→ TASK PROMPT
Find each line holding "text" and copy it out.

→ EXTRACTED MATERIAL
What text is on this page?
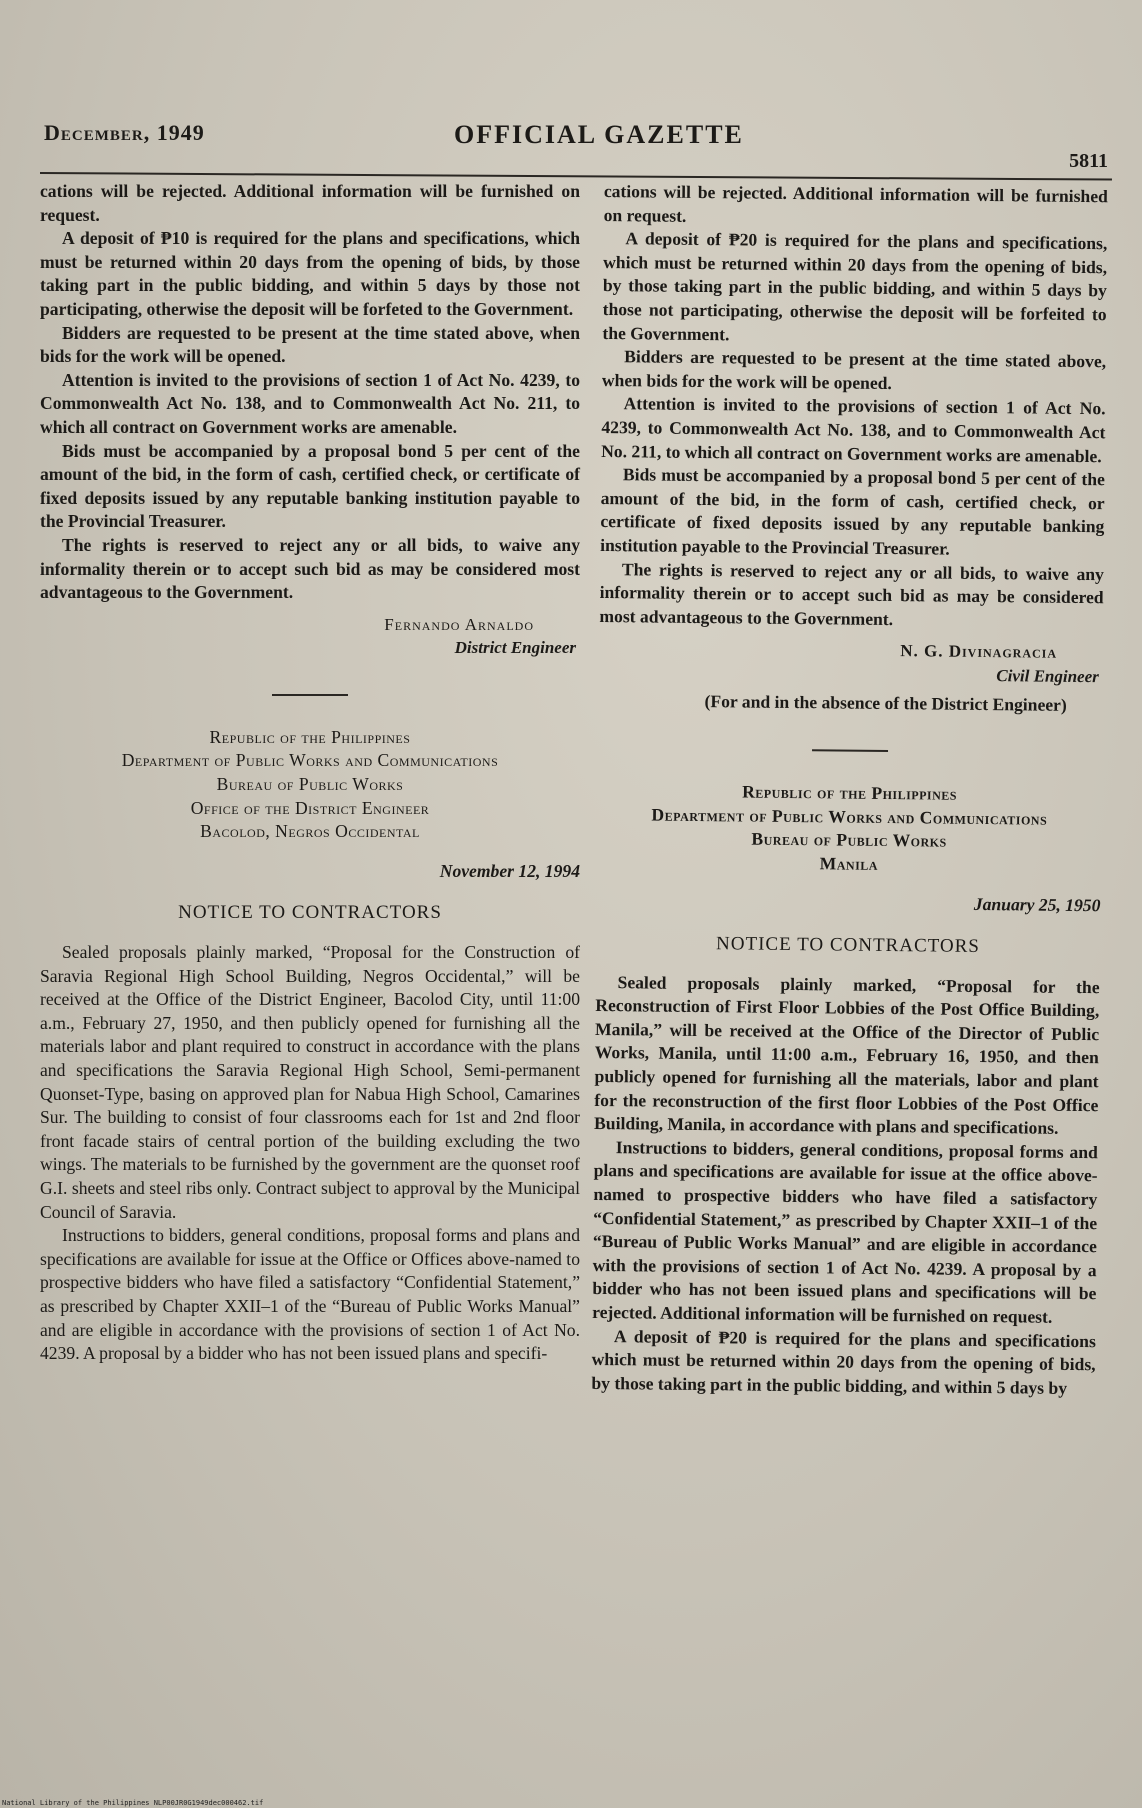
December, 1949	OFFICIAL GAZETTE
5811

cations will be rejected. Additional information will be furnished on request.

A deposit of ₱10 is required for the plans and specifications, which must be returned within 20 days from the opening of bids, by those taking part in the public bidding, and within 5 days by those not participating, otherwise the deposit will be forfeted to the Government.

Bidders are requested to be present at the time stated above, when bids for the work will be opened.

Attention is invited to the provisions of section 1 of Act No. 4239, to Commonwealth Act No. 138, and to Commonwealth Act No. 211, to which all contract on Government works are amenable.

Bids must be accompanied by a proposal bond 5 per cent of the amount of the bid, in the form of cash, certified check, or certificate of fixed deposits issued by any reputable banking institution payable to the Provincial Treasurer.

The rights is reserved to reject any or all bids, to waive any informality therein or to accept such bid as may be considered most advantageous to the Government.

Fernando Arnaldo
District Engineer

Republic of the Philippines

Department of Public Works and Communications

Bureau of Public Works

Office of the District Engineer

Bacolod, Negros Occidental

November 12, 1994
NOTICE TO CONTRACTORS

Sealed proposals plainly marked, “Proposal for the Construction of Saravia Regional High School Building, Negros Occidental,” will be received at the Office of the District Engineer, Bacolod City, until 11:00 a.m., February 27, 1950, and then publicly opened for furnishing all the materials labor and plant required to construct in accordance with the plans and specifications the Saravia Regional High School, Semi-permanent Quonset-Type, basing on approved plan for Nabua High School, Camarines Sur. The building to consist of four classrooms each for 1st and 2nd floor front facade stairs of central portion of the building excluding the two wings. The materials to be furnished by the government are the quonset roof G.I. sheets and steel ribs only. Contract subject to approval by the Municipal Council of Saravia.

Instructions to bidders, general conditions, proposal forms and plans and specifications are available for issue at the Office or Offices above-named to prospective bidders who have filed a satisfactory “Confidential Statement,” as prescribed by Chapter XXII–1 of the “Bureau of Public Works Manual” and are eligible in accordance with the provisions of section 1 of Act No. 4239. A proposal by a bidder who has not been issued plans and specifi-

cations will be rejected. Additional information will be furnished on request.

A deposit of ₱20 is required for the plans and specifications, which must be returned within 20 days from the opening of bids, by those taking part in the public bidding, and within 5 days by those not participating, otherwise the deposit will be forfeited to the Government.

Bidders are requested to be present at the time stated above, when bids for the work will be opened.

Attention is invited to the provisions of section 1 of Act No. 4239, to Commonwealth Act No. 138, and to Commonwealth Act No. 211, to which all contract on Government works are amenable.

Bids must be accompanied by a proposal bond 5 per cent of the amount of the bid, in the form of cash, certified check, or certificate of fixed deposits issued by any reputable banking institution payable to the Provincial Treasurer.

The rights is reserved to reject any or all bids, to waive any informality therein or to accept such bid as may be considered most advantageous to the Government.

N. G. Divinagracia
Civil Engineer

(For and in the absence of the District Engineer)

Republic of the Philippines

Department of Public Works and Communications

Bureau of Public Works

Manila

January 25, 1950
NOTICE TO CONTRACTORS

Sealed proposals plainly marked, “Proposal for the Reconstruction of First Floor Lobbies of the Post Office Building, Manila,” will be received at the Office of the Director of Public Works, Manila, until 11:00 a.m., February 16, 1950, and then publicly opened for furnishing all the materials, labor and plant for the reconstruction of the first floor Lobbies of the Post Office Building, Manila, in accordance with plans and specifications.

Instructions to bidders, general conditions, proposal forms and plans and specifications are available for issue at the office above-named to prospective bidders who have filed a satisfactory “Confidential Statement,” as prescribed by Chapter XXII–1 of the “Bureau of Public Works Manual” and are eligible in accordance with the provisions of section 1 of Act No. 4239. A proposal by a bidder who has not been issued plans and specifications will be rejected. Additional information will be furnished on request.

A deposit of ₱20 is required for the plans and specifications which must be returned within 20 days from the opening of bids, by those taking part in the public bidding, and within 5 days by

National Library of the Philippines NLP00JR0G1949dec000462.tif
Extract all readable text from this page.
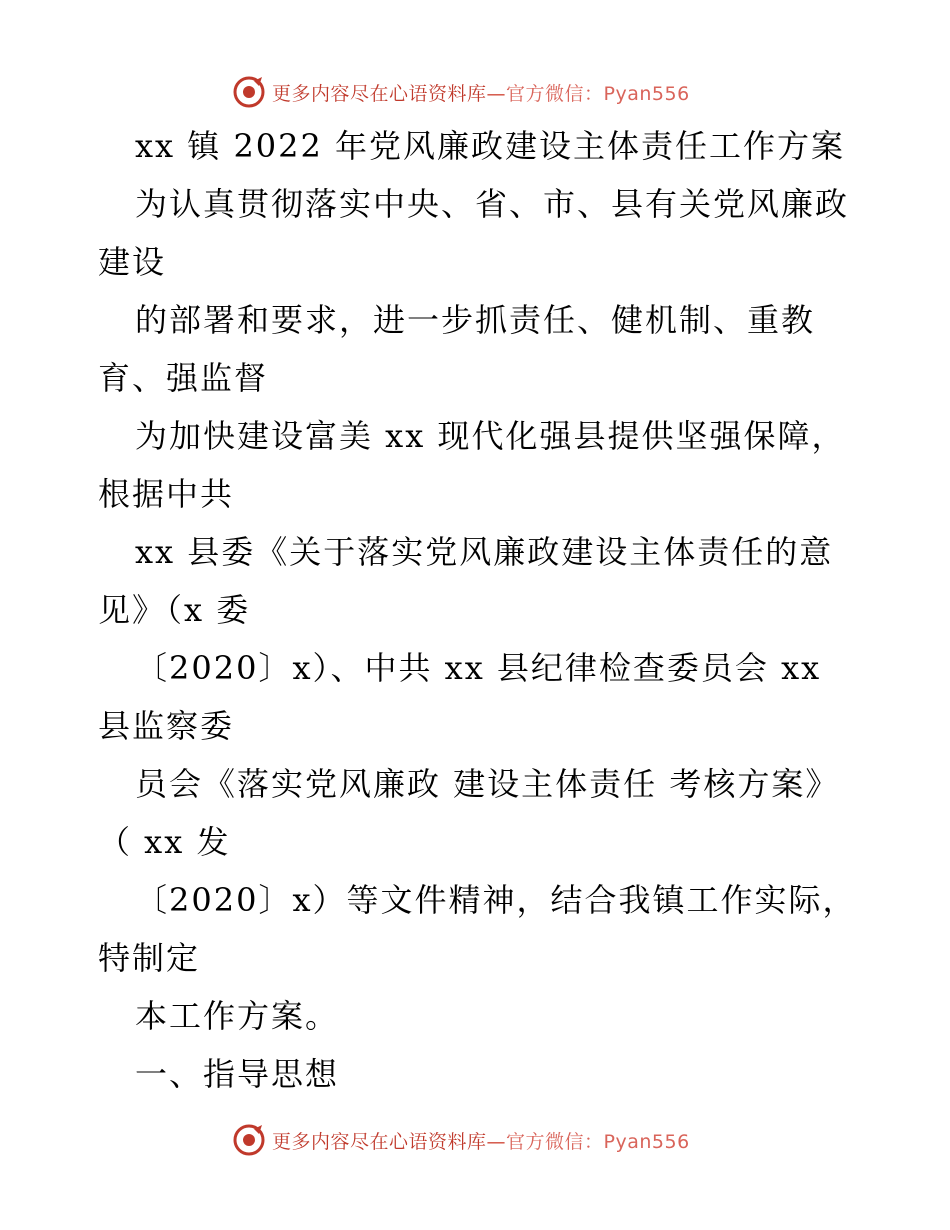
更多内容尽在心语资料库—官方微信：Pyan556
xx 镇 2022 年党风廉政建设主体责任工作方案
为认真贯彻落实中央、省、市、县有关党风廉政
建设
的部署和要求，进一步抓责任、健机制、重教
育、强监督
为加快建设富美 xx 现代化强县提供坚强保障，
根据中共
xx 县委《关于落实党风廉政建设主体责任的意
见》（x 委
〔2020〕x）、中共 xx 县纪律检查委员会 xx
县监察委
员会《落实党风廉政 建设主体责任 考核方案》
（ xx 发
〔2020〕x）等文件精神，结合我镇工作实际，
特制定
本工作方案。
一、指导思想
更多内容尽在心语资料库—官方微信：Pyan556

→ THE RESPONSE
What text is on this page?
Extract all readable text from this page.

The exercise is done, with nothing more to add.